--- START Records for this exercise ---

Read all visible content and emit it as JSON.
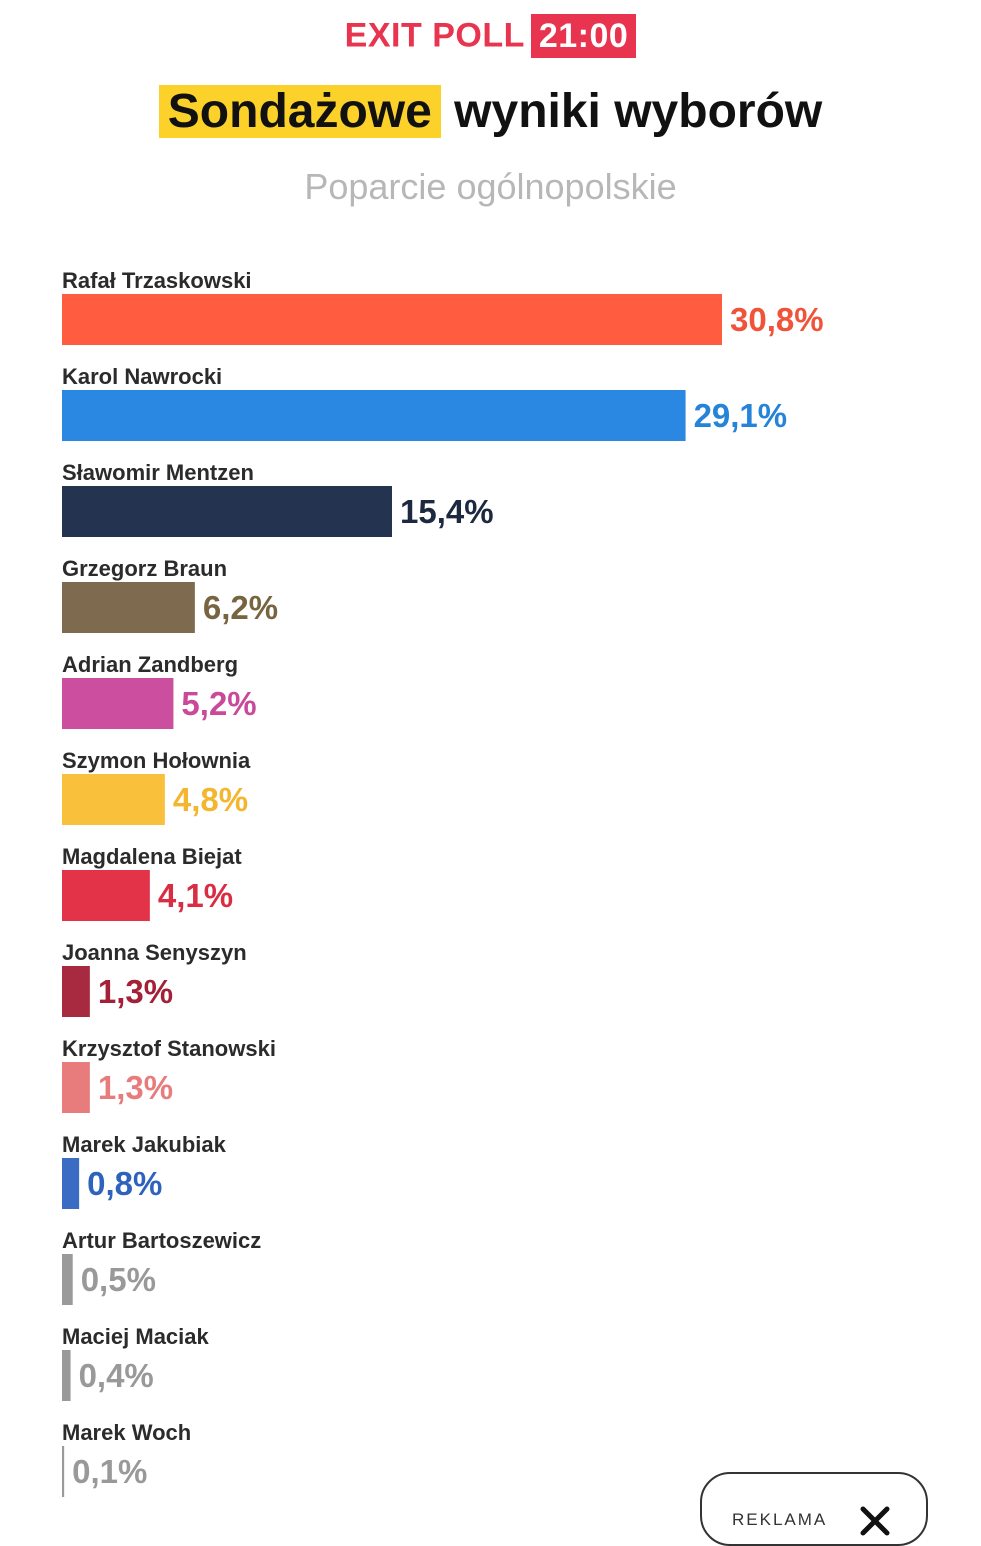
{
  "header": {
    "exit_label": "EXIT POLL",
    "time": "21:00",
    "title_highlight": "Sondażowe",
    "title_rest": "wyniki wyborów",
    "subtitle": "Poparcie ogólnopolskie"
  },
  "ad": {
    "label": "REKLAMA",
    "close_icon": "close-icon"
  },
  "chart_data": {
    "type": "bar",
    "orientation": "horizontal",
    "title": "Sondażowe wyniki wyborów",
    "subtitle": "Poparcie ogólnopolskie",
    "unit": "%",
    "categories": [
      "Rafał Trzaskowski",
      "Karol Nawrocki",
      "Sławomir Mentzen",
      "Grzegorz Braun",
      "Adrian Zandberg",
      "Szymon Hołownia",
      "Magdalena Biejat",
      "Joanna Senyszyn",
      "Krzysztof Stanowski",
      "Marek Jakubiak",
      "Artur Bartoszewicz",
      "Maciej Maciak",
      "Marek Woch"
    ],
    "values": [
      30.8,
      29.1,
      15.4,
      6.2,
      5.2,
      4.8,
      4.1,
      1.3,
      1.3,
      0.8,
      0.5,
      0.4,
      0.1
    ],
    "value_labels": [
      "30,8%",
      "29,1%",
      "15,4%",
      "6,2%",
      "5,2%",
      "4,8%",
      "4,1%",
      "1,3%",
      "1,3%",
      "0,8%",
      "0,5%",
      "0,4%",
      "0,1%"
    ],
    "colors": [
      "#ff5c40",
      "#2a88e2",
      "#24334f",
      "#7d6a4f",
      "#cc4e9e",
      "#f9c03b",
      "#e23348",
      "#a82a40",
      "#e87c7c",
      "#3b6cc4",
      "#9a9a9a",
      "#9a9a9a",
      "#9a9a9a"
    ],
    "label_colors": [
      "#f0533a",
      "#2583da",
      "#1c2940",
      "#76653f",
      "#c94a98",
      "#f3b62e",
      "#d92d43",
      "#a32036",
      "#e87c7c",
      "#2f62bd",
      "#999999",
      "#999999",
      "#999999"
    ],
    "xlim": [
      0,
      31
    ],
    "grid": false,
    "legend": "none"
  }
}
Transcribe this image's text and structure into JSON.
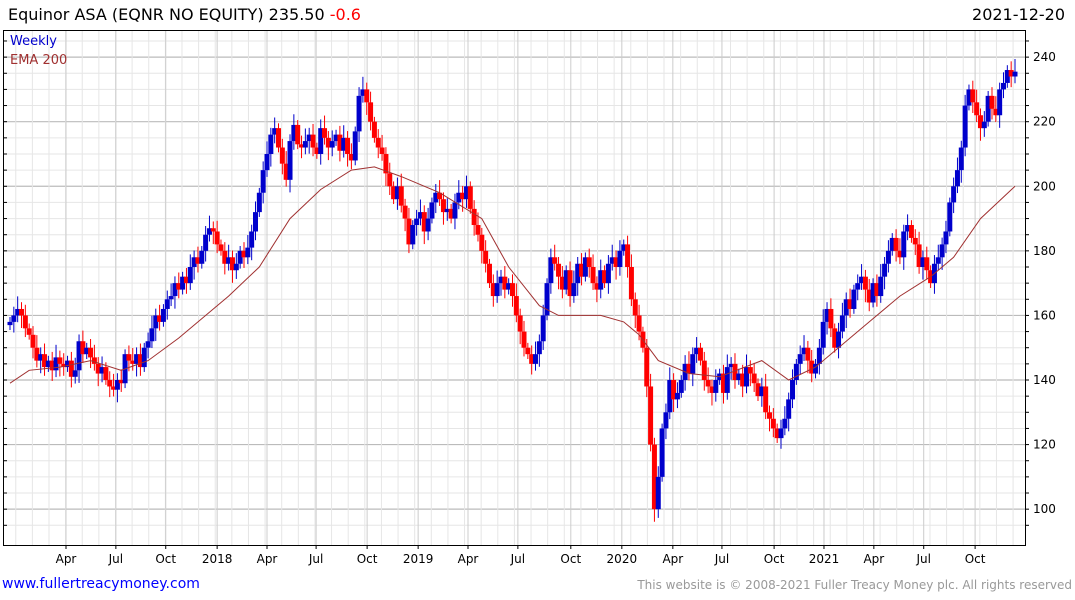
{
  "header": {
    "title": "Equinor ASA (EQNR NO EQUITY) 235.50",
    "change": "-0.6",
    "date": "2021-12-20"
  },
  "footer": {
    "link": "www.fullertreacymoney.com",
    "copyright": "This website is © 2008-2021 Fuller Treacy Money plc. All rights reserved"
  },
  "colors": {
    "up": "#0000cc",
    "down": "#ff0000",
    "ema": "#a03030",
    "change": "#ff0000"
  },
  "chart_data": {
    "type": "candlestick",
    "title": "Equinor ASA (EQNR NO EQUITY)",
    "legend": [
      {
        "label": "Weekly",
        "color": "#0000cc"
      },
      {
        "label": "EMA 200",
        "color": "#a03030"
      }
    ],
    "legend_placement": "top-left",
    "ylim": [
      88.9,
      248.4
    ],
    "yticks": [
      100,
      120,
      140,
      160,
      180,
      200,
      220,
      240
    ],
    "first_open": 157,
    "closes": [
      158,
      160,
      162,
      160,
      156,
      154,
      150,
      146,
      148,
      144,
      146,
      143,
      147,
      145,
      144,
      146,
      141,
      143,
      152,
      148,
      150,
      147,
      145,
      142,
      144,
      140,
      138,
      137,
      140,
      139,
      148,
      146,
      145,
      148,
      144,
      150,
      152,
      156,
      160,
      158,
      162,
      165,
      166,
      170,
      168,
      172,
      170,
      175,
      178,
      176,
      180,
      185,
      187,
      186,
      182,
      180,
      176,
      178,
      174,
      176,
      180,
      178,
      181,
      186,
      192,
      198,
      205,
      210,
      216,
      218,
      212,
      207,
      202,
      214,
      219,
      213,
      212,
      214,
      216,
      212,
      210,
      218,
      215,
      212,
      214,
      216,
      211,
      215,
      210,
      208,
      217,
      228,
      230,
      226,
      220,
      215,
      212,
      210,
      204,
      200,
      196,
      200,
      194,
      190,
      182,
      188,
      190,
      192,
      186,
      190,
      195,
      198,
      196,
      192,
      193,
      190,
      195,
      198,
      196,
      200,
      193,
      188,
      185,
      180,
      176,
      170,
      166,
      170,
      172,
      168,
      170,
      166,
      160,
      155,
      150,
      148,
      145,
      148,
      152,
      160,
      170,
      178,
      176,
      172,
      168,
      174,
      166,
      170,
      176,
      172,
      178,
      175,
      170,
      168,
      174,
      170,
      176,
      178,
      175,
      180,
      182,
      175,
      165,
      160,
      155,
      150,
      138,
      120,
      100,
      110,
      125,
      130,
      140,
      134,
      136,
      140,
      145,
      142,
      148,
      150,
      146,
      140,
      138,
      136,
      140,
      142,
      136,
      144,
      145,
      140,
      142,
      138,
      144,
      142,
      139,
      135,
      138,
      130,
      128,
      125,
      122,
      125,
      128,
      134,
      140,
      145,
      148,
      150,
      146,
      142,
      145,
      150,
      158,
      162,
      156,
      150,
      155,
      160,
      165,
      162,
      168,
      170,
      172,
      168,
      164,
      170,
      166,
      172,
      176,
      180,
      184,
      180,
      178,
      186,
      188,
      184,
      182,
      175,
      178,
      174,
      170,
      176,
      178,
      182,
      186,
      195,
      200,
      205,
      212,
      225,
      230,
      226,
      222,
      218,
      220,
      228,
      224,
      222,
      230,
      232,
      236,
      234,
      235.5
    ],
    "ema_200": [
      [
        0,
        139
      ],
      [
        5,
        143
      ],
      [
        13,
        144
      ],
      [
        21,
        146
      ],
      [
        29,
        143
      ],
      [
        36,
        146
      ],
      [
        44,
        153
      ],
      [
        57,
        166
      ],
      [
        65,
        175
      ],
      [
        73,
        190
      ],
      [
        81,
        199
      ],
      [
        89,
        205
      ],
      [
        95,
        206
      ],
      [
        102,
        203
      ],
      [
        112,
        198
      ],
      [
        123,
        190
      ],
      [
        130,
        175
      ],
      [
        138,
        163
      ],
      [
        143,
        160
      ],
      [
        154,
        160
      ],
      [
        160,
        158
      ],
      [
        164,
        154
      ],
      [
        169,
        146
      ],
      [
        177,
        142
      ],
      [
        185,
        141
      ],
      [
        196,
        146
      ],
      [
        203,
        140
      ],
      [
        210,
        144
      ],
      [
        216,
        150
      ],
      [
        224,
        158
      ],
      [
        232,
        166
      ],
      [
        240,
        172
      ],
      [
        246,
        178
      ],
      [
        253,
        190
      ],
      [
        262,
        200
      ]
    ],
    "xticks": [
      {
        "label": "Apr",
        "week": 14.6
      },
      {
        "label": "Jul",
        "week": 27.6
      },
      {
        "label": "Oct",
        "week": 40.6
      },
      {
        "label": "2018",
        "week": 54
      },
      {
        "label": "Apr",
        "week": 67
      },
      {
        "label": "Jul",
        "week": 79.8
      },
      {
        "label": "Oct",
        "week": 93.1
      },
      {
        "label": "2019",
        "week": 106.4
      },
      {
        "label": "Apr",
        "week": 119.4
      },
      {
        "label": "Jul",
        "week": 132.4
      },
      {
        "label": "Oct",
        "week": 146.2
      },
      {
        "label": "2020",
        "week": 159.5
      },
      {
        "label": "Apr",
        "week": 172.8
      },
      {
        "label": "Jul",
        "week": 185.6
      },
      {
        "label": "Oct",
        "week": 199.2
      },
      {
        "label": "2021",
        "week": 212.2
      },
      {
        "label": "Apr",
        "week": 225.2
      },
      {
        "label": "Jul",
        "week": 238.2
      },
      {
        "label": "Oct",
        "week": 251.6
      }
    ]
  }
}
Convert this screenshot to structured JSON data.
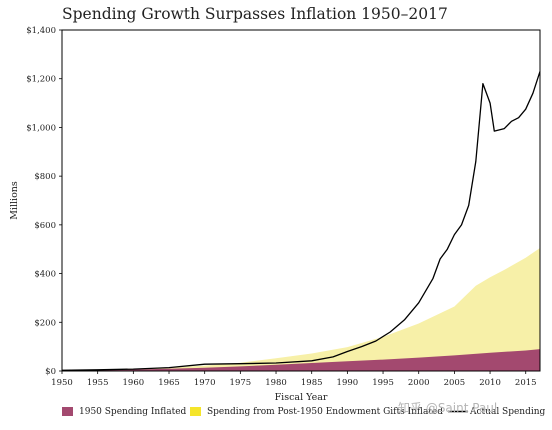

--- END Records for this exercise ---

Goal of the exercise: Copy every line that includes the string "wyborów" from the material above.

Task response:
    "title_rest": "wyniki wyborów",
    "title": "Sondażowe wyniki wyborów",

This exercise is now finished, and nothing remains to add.